### The request
In the records below, count every line containing "path". Reply with the number only.

### Provided records
"""
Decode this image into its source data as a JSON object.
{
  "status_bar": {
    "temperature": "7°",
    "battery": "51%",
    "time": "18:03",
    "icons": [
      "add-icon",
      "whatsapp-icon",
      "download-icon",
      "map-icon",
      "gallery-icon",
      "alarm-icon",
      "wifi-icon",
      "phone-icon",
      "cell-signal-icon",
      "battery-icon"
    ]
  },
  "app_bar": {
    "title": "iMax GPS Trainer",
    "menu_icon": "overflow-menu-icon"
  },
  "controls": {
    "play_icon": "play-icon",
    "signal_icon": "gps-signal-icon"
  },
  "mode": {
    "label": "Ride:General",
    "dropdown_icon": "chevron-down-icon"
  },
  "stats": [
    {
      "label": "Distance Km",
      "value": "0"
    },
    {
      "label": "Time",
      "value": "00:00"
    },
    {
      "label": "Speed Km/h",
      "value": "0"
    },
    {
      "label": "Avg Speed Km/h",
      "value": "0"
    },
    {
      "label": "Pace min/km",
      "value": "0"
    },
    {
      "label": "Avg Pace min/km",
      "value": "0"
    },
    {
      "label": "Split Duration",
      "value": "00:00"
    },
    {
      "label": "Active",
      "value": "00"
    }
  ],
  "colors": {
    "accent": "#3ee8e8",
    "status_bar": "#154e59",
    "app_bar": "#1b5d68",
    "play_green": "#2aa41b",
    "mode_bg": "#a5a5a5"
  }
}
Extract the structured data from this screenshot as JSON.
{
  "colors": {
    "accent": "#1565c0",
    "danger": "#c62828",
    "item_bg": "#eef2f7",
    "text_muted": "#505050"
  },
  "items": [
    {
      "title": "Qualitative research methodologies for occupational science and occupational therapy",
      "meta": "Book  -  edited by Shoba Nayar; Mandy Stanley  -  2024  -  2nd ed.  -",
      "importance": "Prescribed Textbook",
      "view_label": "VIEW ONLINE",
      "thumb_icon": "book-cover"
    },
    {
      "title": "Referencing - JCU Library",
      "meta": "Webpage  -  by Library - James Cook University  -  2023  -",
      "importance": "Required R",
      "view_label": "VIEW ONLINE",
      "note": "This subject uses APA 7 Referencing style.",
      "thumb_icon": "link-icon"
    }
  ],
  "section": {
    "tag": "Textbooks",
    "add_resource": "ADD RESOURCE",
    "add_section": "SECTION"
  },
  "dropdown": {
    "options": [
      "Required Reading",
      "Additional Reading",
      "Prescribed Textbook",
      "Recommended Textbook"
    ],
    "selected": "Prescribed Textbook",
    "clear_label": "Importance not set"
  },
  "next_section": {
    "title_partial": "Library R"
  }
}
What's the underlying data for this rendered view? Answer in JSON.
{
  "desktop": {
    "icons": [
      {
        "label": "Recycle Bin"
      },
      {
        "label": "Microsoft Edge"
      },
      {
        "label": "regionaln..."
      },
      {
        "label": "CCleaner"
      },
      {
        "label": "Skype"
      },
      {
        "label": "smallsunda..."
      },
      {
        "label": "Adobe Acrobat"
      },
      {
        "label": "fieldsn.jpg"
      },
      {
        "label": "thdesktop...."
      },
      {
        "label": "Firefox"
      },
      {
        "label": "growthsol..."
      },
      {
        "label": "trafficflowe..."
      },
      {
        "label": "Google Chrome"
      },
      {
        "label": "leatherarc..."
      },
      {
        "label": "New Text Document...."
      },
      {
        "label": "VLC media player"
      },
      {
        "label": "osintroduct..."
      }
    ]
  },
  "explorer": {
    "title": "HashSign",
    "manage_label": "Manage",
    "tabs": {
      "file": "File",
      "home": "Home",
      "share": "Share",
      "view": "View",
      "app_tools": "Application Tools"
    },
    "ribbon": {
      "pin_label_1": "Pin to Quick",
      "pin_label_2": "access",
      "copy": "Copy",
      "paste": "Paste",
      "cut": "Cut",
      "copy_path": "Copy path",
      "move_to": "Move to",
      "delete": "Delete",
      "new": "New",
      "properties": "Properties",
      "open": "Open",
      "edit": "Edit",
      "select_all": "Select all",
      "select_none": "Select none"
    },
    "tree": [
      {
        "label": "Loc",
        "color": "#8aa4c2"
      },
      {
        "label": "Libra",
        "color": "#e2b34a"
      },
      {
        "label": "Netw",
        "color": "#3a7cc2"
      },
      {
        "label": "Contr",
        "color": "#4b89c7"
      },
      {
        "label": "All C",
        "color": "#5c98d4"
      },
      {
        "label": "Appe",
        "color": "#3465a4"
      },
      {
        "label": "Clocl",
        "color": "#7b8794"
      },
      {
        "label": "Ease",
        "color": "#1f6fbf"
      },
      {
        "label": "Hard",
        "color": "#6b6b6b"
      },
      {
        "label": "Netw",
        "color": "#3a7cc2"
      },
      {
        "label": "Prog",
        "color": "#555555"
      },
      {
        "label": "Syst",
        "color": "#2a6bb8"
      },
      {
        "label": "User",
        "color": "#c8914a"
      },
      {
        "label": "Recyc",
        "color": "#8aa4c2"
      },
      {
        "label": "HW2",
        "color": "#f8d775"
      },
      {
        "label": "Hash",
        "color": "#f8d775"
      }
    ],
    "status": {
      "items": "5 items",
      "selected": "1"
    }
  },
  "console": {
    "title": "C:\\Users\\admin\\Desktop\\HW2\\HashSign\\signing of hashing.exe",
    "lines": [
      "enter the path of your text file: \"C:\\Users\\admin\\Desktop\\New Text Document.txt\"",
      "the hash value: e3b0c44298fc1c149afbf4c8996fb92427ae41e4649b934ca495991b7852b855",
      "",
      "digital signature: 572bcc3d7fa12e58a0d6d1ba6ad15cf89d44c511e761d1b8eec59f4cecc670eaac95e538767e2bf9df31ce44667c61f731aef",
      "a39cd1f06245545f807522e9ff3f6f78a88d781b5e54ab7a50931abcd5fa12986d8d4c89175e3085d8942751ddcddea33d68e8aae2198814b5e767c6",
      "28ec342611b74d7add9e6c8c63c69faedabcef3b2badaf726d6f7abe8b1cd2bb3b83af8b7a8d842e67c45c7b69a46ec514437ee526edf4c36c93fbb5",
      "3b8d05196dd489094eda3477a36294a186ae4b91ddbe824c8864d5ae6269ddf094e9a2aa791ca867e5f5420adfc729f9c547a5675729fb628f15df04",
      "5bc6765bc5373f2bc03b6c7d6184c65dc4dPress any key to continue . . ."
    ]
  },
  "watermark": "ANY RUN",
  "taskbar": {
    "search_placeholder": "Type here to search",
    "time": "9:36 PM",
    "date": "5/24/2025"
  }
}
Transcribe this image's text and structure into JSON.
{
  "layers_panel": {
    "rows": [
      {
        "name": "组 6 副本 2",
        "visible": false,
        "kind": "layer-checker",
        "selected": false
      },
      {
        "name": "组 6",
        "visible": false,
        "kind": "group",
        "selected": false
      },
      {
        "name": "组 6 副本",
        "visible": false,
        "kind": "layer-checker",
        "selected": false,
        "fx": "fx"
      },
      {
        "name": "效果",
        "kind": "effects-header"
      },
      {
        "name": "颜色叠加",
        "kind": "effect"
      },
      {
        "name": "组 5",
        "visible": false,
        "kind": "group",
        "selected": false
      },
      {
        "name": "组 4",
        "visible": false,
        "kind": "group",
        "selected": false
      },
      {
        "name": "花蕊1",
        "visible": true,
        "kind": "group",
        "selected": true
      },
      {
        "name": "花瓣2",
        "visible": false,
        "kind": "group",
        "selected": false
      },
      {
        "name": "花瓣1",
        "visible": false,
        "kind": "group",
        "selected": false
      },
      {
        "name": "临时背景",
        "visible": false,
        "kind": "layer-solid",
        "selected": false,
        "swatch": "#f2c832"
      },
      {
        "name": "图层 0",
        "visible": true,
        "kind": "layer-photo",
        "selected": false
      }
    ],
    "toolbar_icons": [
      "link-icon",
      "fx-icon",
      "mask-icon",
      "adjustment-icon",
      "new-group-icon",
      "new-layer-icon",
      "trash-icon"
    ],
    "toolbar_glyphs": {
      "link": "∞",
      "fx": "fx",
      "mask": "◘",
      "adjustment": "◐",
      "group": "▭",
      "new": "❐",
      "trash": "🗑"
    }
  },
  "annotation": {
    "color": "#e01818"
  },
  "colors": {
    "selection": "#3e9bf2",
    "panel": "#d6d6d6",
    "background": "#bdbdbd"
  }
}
"""
### Reply
2